- [WHAT TO WORK ON] Scan the listing that follows and report how many lines contain "штатів". Write the number alone.

:: INPUT ROWS ::

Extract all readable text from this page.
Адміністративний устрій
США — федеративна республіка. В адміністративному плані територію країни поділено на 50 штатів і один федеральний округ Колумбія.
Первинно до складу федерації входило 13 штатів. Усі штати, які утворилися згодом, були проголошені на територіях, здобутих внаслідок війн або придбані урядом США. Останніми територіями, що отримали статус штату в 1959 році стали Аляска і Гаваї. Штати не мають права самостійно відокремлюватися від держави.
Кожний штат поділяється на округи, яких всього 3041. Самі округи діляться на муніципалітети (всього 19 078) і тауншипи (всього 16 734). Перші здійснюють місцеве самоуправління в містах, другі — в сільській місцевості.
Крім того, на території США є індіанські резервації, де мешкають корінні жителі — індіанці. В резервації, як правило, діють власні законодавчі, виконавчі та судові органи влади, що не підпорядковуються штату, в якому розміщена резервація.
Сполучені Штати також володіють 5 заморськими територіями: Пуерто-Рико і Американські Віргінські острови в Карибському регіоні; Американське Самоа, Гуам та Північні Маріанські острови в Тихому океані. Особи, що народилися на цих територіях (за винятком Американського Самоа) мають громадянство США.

:::

- [FINISHED ANSWER] 2